Items from a dataset
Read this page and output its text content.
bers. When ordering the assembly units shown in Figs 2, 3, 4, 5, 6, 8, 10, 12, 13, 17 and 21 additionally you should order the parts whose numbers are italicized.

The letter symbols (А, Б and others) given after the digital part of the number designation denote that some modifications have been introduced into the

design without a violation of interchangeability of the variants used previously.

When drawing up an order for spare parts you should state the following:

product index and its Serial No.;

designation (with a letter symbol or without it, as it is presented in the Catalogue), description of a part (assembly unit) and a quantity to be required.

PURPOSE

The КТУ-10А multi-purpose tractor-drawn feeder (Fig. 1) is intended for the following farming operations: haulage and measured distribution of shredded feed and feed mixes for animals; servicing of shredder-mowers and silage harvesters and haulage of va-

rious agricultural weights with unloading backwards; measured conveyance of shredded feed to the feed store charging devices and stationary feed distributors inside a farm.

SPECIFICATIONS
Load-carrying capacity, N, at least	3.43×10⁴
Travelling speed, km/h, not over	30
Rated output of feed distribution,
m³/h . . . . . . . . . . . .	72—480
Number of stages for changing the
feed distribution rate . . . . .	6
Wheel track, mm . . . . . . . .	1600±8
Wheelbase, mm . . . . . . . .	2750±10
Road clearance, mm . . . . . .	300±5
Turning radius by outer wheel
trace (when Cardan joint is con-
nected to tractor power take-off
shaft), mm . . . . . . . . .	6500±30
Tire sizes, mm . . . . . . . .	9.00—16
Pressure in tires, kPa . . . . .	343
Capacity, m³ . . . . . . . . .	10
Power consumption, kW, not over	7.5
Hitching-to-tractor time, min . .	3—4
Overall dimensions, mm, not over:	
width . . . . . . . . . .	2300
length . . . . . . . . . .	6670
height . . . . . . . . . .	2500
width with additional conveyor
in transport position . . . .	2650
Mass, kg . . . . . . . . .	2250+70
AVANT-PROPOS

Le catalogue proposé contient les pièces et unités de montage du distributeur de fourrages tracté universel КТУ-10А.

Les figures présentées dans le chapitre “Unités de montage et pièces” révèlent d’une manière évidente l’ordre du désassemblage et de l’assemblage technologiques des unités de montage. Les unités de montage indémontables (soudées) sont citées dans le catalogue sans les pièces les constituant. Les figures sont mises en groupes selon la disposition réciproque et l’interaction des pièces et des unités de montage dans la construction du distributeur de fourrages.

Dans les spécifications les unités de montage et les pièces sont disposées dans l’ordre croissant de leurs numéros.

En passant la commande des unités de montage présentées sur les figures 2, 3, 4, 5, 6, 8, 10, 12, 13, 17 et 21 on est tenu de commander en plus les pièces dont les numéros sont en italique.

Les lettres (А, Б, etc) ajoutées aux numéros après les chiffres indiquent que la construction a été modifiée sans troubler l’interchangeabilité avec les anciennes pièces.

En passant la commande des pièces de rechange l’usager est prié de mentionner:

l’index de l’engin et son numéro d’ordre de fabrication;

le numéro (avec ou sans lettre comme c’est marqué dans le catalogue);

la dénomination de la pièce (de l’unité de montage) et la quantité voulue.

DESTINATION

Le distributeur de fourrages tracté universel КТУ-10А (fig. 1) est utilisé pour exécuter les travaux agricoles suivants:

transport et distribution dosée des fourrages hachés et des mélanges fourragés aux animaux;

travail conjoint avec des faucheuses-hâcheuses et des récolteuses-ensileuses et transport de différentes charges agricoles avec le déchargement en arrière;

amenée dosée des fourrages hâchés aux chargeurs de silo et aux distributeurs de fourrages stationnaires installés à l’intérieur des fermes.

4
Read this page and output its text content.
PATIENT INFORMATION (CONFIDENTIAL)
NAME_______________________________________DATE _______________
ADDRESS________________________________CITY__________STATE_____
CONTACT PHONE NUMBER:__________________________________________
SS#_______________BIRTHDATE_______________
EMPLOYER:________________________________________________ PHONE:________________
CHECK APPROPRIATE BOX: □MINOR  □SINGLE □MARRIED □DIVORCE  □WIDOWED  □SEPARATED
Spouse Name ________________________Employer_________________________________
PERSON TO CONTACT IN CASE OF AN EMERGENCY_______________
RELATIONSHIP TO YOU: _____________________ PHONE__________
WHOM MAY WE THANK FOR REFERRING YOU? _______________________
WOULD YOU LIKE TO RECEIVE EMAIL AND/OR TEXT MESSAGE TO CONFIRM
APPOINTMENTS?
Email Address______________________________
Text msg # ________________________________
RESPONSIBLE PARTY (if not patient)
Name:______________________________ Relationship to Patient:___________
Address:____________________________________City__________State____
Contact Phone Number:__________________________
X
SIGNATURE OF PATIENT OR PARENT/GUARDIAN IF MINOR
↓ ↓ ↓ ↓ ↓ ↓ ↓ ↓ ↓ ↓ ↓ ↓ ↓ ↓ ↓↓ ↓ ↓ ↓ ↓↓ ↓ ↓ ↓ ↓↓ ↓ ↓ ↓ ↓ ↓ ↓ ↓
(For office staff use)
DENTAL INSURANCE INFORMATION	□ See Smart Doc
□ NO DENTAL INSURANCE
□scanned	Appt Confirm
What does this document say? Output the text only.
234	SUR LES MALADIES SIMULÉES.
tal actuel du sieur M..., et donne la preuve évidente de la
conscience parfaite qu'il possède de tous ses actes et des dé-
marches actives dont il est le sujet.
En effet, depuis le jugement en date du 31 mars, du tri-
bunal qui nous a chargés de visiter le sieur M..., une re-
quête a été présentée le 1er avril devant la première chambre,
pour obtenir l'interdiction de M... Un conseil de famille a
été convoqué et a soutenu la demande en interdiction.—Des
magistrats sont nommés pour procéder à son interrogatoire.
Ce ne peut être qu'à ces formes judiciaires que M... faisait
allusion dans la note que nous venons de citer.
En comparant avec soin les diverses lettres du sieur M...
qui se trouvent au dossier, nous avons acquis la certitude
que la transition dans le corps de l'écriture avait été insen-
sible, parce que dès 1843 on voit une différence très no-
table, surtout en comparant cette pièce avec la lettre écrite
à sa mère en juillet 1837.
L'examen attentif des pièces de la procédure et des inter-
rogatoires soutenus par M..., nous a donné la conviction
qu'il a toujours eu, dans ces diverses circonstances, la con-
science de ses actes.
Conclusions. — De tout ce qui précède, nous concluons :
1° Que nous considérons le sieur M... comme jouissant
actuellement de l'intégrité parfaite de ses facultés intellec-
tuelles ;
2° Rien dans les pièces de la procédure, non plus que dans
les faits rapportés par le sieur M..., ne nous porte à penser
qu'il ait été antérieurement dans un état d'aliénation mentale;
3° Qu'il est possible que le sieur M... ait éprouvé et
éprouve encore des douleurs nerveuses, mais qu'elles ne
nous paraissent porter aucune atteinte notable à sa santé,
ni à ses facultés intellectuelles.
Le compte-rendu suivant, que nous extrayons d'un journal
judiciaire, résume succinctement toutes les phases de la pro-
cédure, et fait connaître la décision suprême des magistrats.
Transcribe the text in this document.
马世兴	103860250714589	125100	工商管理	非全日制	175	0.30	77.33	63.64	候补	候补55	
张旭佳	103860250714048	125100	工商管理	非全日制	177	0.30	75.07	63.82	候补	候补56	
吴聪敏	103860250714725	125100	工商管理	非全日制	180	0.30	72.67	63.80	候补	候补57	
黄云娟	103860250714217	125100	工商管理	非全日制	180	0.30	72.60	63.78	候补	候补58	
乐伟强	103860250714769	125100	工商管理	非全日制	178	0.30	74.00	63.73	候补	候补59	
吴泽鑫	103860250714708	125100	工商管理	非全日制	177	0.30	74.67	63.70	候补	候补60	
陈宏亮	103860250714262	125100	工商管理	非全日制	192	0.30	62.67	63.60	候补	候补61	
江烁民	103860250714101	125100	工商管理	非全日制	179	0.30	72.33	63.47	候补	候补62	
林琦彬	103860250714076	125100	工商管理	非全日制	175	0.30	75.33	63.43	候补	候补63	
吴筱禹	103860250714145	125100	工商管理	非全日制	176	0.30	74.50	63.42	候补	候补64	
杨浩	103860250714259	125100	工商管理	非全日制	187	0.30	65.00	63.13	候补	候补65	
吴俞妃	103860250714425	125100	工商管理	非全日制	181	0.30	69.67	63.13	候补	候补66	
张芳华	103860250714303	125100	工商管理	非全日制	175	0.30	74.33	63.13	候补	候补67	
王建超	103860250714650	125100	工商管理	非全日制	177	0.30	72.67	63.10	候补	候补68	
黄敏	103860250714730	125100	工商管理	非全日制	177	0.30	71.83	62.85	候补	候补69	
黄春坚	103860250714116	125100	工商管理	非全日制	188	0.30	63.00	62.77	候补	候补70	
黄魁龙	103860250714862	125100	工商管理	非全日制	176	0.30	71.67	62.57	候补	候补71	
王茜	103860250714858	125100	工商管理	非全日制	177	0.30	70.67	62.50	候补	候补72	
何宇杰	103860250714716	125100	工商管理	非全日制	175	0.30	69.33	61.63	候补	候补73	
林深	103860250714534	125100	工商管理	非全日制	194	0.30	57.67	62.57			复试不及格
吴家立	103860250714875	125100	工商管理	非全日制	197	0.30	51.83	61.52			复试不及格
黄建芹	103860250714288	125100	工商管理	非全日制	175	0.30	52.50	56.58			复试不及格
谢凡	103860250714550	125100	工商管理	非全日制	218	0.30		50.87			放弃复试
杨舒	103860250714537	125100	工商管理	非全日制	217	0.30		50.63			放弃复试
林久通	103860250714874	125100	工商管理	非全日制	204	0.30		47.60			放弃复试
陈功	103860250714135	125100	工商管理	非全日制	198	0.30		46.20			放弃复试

> Instruction:
Return every line in the listing that contains the word "magistrats".

> Result of the exercise:
magistrats sont nommés pour procéder à son interrogatoire.
cédure, et fait connaître la décision suprême des magistrats.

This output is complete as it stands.